Scan the entries below for the word "Call". Copy each line that has it.
----- Data for this exercise -----
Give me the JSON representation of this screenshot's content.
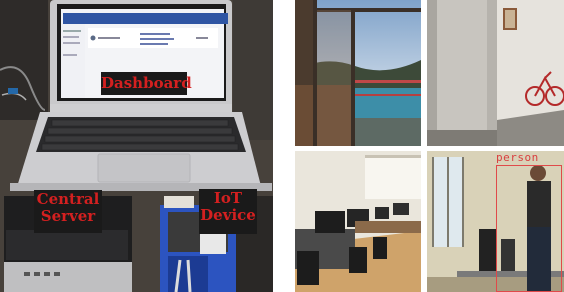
{
  "captions": {
    "dashboard": "Dashboard",
    "central_server_line1": "Central",
    "central_server_line2": "Server",
    "iot_device_line1": "IoT",
    "iot_device_line2": "Device"
  },
  "detection": {
    "label": "person",
    "box_color": "#e04a4a"
  },
  "caption_colors": {
    "text": "#d42020",
    "background": "#1a1a1a"
  }
}
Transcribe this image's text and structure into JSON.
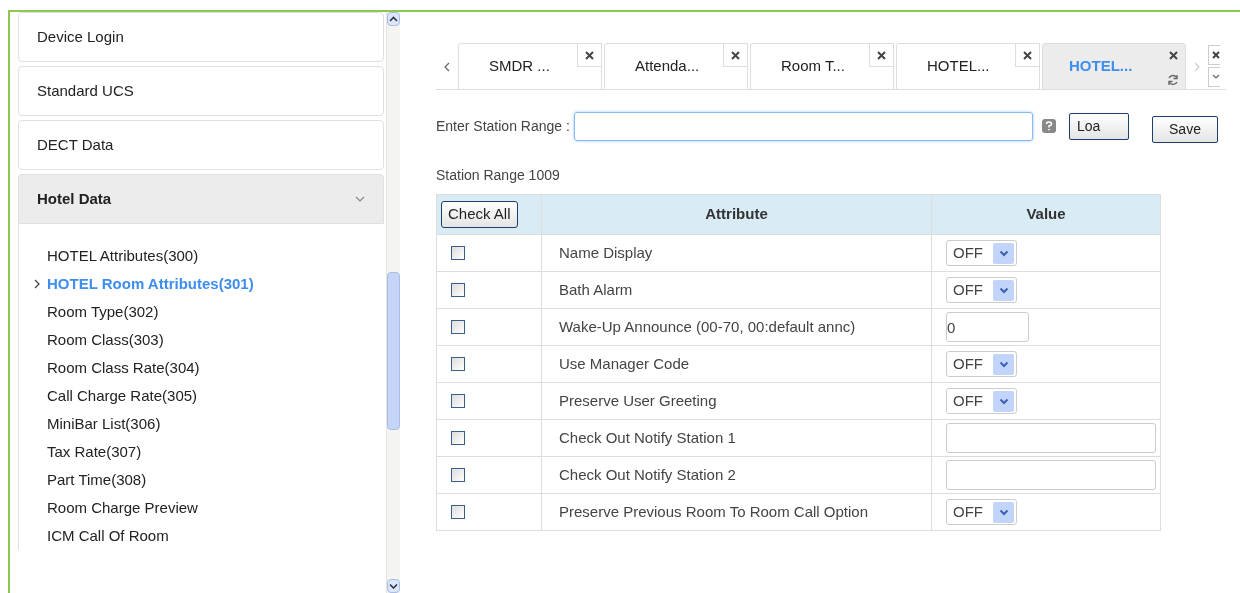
{
  "sidebar": {
    "items": [
      {
        "label": "Device Login",
        "expanded": false
      },
      {
        "label": "Standard UCS",
        "expanded": false
      },
      {
        "label": "DECT Data",
        "expanded": false
      },
      {
        "label": "Hotel Data",
        "expanded": true,
        "children": [
          {
            "label": "HOTEL Attributes(300)",
            "selected": false
          },
          {
            "label": "HOTEL Room Attributes(301)",
            "selected": true
          },
          {
            "label": "Room Type(302)",
            "selected": false
          },
          {
            "label": "Room Class(303)",
            "selected": false
          },
          {
            "label": "Room Class Rate(304)",
            "selected": false
          },
          {
            "label": "Call Charge Rate(305)",
            "selected": false
          },
          {
            "label": "MiniBar List(306)",
            "selected": false
          },
          {
            "label": "Tax Rate(307)",
            "selected": false
          },
          {
            "label": "Part Time(308)",
            "selected": false
          },
          {
            "label": "Room Charge Preview",
            "selected": false
          },
          {
            "label": "ICM Call Of Room",
            "selected": false
          }
        ]
      }
    ]
  },
  "tabs": [
    {
      "label": "SMDR ...",
      "selected": false
    },
    {
      "label": "Attenda...",
      "selected": false
    },
    {
      "label": "Room T...",
      "selected": false
    },
    {
      "label": "HOTEL...",
      "selected": false
    },
    {
      "label": "HOTEL...",
      "selected": true
    }
  ],
  "station_range": {
    "label": "Enter Station Range :",
    "load_button": "Loa",
    "save_button": "Save"
  },
  "range_caption": "Station Range 1009",
  "table": {
    "check_all": "Check All",
    "columns": [
      "Attribute",
      "Value"
    ],
    "rows": [
      {
        "attribute": "Name Display",
        "kind": "select",
        "value": "OFF",
        "checked": false
      },
      {
        "attribute": "Bath Alarm",
        "kind": "select",
        "value": "OFF",
        "checked": false
      },
      {
        "attribute": "Wake-Up Announce (00-70, 00:default annc)",
        "kind": "short-text",
        "value": "0",
        "checked": false
      },
      {
        "attribute": "Use Manager Code",
        "kind": "select",
        "value": "OFF",
        "checked": false
      },
      {
        "attribute": "Preserve User Greeting",
        "kind": "select",
        "value": "OFF",
        "checked": false
      },
      {
        "attribute": "Check Out Notify Station 1",
        "kind": "text",
        "checked": false
      },
      {
        "attribute": "Check Out Notify Station 2",
        "kind": "text",
        "checked": false
      },
      {
        "attribute": "Preserve Previous Room To Room Call Option",
        "kind": "select",
        "value": "OFF",
        "checked": false
      }
    ]
  }
}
-----
- Expected output:
            "label": "Call Charge Rate(305)",
            "label": "ICM Call Of Room",
        "attribute": "Preserve Previous Room To Room Call Option",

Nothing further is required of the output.